[Records from a data collection]
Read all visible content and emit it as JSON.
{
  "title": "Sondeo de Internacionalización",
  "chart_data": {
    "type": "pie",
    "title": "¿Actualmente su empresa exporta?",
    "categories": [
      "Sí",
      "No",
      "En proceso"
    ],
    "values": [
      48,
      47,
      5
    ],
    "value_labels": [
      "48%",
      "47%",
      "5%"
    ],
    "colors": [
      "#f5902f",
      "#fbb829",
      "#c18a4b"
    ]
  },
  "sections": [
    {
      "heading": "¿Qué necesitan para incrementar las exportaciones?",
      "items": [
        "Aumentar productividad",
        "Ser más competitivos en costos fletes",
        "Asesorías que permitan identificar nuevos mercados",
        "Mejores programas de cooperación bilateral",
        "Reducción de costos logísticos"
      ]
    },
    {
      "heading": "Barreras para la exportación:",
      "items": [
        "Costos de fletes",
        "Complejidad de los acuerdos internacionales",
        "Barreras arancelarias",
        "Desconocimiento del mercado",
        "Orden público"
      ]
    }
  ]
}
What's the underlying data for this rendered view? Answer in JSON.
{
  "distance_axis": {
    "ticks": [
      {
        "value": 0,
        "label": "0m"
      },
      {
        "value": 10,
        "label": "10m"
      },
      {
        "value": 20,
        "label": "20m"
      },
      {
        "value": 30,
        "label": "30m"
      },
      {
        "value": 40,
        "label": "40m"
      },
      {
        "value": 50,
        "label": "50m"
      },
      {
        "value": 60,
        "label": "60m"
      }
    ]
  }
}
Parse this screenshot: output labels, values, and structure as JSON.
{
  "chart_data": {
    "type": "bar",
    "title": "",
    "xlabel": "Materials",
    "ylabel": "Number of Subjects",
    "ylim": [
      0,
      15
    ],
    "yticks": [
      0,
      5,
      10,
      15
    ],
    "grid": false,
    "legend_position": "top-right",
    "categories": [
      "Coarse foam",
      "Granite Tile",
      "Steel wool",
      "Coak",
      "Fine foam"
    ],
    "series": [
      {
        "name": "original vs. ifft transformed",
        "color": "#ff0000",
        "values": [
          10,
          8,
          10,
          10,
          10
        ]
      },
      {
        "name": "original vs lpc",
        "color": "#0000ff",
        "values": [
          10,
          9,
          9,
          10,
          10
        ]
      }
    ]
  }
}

▸ WRITTEN REQUEST: Repeat exactly, and only, the lines of the records above, starting with the line that contains "What's the underlying" and ending with the final line, both included.

▸ SOLVED PROBLEM:
What's the underlying data for this rendered view? Answer in JSON.
{
  "distance_axis": {
    "ticks": [
      {
        "value": 0,
        "label": "0m"
      },
      {
        "value": 10,
        "label": "10m"
      },
      {
        "value": 20,
        "label": "20m"
      },
      {
        "value": 30,
        "label": "30m"
      },
      {
        "value": 40,
        "label": "40m"
      },
      {
        "value": 50,
        "label": "50m"
      },
      {
        "value": 60,
        "label": "60m"
      }
    ]
  }
}
Parse this screenshot: output labels, values, and structure as JSON.
{
  "chart_data": {
    "type": "bar",
    "title": "",
    "xlabel": "Materials",
    "ylabel": "Number of Subjects",
    "ylim": [
      0,
      15
    ],
    "yticks": [
      0,
      5,
      10,
      15
    ],
    "grid": false,
    "legend_position": "top-right",
    "categories": [
      "Coarse foam",
      "Granite Tile",
      "Steel wool",
      "Coak",
      "Fine foam"
    ],
    "series": [
      {
        "name": "original vs. ifft transformed",
        "color": "#ff0000",
        "values": [
          10,
          8,
          10,
          10,
          10
        ]
      },
      {
        "name": "original vs lpc",
        "color": "#0000ff",
        "values": [
          10,
          9,
          9,
          10,
          10
        ]
      }
    ]
  }
}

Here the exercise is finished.